▶ AVAILABLE DATA

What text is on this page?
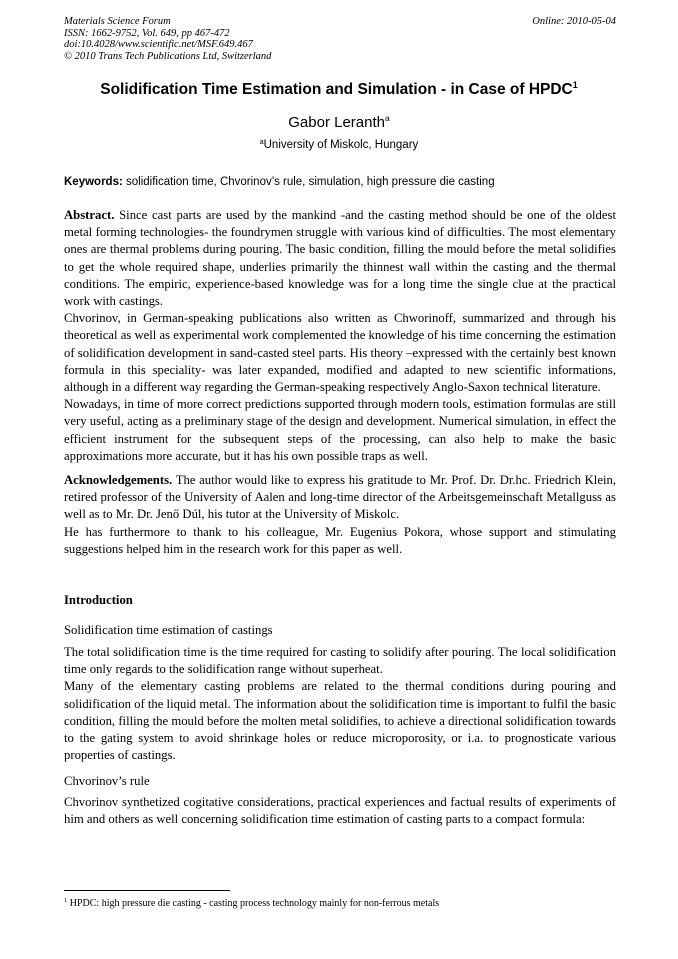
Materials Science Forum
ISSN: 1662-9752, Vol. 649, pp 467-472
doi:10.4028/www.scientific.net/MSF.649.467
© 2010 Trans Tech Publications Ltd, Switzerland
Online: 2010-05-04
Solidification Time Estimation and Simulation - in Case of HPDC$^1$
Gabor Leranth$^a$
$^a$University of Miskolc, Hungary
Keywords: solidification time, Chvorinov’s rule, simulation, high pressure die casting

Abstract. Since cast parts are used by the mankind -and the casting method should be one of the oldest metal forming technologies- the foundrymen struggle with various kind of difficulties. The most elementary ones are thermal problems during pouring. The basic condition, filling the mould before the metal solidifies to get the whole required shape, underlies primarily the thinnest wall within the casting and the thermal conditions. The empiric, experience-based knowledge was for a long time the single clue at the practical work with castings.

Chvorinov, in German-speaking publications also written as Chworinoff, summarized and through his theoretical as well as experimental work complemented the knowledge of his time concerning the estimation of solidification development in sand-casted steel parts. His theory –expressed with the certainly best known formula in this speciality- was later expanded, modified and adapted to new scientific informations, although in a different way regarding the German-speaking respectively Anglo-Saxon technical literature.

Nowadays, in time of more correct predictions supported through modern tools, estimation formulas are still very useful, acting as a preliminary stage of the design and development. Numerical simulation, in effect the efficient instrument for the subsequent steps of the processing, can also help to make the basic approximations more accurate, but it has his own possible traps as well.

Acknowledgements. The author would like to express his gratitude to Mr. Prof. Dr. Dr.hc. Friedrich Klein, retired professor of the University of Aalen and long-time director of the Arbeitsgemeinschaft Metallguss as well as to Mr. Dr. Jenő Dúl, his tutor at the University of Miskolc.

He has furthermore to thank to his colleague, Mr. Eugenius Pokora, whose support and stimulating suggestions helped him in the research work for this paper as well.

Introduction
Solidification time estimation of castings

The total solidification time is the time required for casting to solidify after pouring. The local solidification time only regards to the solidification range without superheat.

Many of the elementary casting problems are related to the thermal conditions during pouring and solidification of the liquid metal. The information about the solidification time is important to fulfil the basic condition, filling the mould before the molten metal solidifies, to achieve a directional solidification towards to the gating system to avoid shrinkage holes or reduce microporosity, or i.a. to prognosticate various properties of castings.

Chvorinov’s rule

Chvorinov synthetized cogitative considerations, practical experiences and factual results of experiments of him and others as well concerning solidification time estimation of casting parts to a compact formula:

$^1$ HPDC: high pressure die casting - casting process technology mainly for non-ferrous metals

▶ WHAT TO PRODUCE
All the lines above are to be reproduced exactly, except the pictures.

▶ TASK OUTPUT
What text is on this page?
Materials Science Forum
ISSN: 1662-9752, Vol. 649, pp 467-472
doi:10.4028/www.scientific.net/MSF.649.467
© 2010 Trans Tech Publications Ltd, Switzerland
Online: 2010-05-04
Solidification Time Estimation and Simulation - in Case of HPDC$^1$
Gabor Leranth$^a$
$^a$University of Miskolc, Hungary
Keywords: solidification time, Chvorinov’s rule, simulation, high pressure die casting

Abstract. Since cast parts are used by the mankind -and the casting method should be one of the oldest metal forming technologies- the foundrymen struggle with various kind of difficulties. The most elementary ones are thermal problems during pouring. The basic condition, filling the mould before the metal solidifies to get the whole required shape, underlies primarily the thinnest wall within the casting and the thermal conditions. The empiric, experience-based knowledge was for a long time the single clue at the practical work with castings.

Chvorinov, in German-speaking publications also written as Chworinoff, summarized and through his theoretical as well as experimental work complemented the knowledge of his time concerning the estimation of solidification development in sand-casted steel parts. His theory –expressed with the certainly best known formula in this speciality- was later expanded, modified and adapted to new scientific informations, although in a different way regarding the German-speaking respectively Anglo-Saxon technical literature.

Nowadays, in time of more correct predictions supported through modern tools, estimation formulas are still very useful, acting as a preliminary stage of the design and development. Numerical simulation, in effect the efficient instrument for the subsequent steps of the processing, can also help to make the basic approximations more accurate, but it has his own possible traps as well.

Acknowledgements. The author would like to express his gratitude to Mr. Prof. Dr. Dr.hc. Friedrich Klein, retired professor of the University of Aalen and long-time director of the Arbeitsgemeinschaft Metallguss as well as to Mr. Dr. Jenő Dúl, his tutor at the University of Miskolc.

He has furthermore to thank to his colleague, Mr. Eugenius Pokora, whose support and stimulating suggestions helped him in the research work for this paper as well.

Introduction
Solidification time estimation of castings

The total solidification time is the time required for casting to solidify after pouring. The local solidification time only regards to the solidification range without superheat.

Many of the elementary casting problems are related to the thermal conditions during pouring and solidification of the liquid metal. The information about the solidification time is important to fulfil the basic condition, filling the mould before the molten metal solidifies, to achieve a directional solidification towards to the gating system to avoid shrinkage holes or reduce microporosity, or i.a. to prognosticate various properties of castings.

Chvorinov’s rule

Chvorinov synthetized cogitative considerations, practical experiences and factual results of experiments of him and others as well concerning solidification time estimation of casting parts to a compact formula:

$^1$ HPDC: high pressure die casting - casting process technology mainly for non-ferrous metals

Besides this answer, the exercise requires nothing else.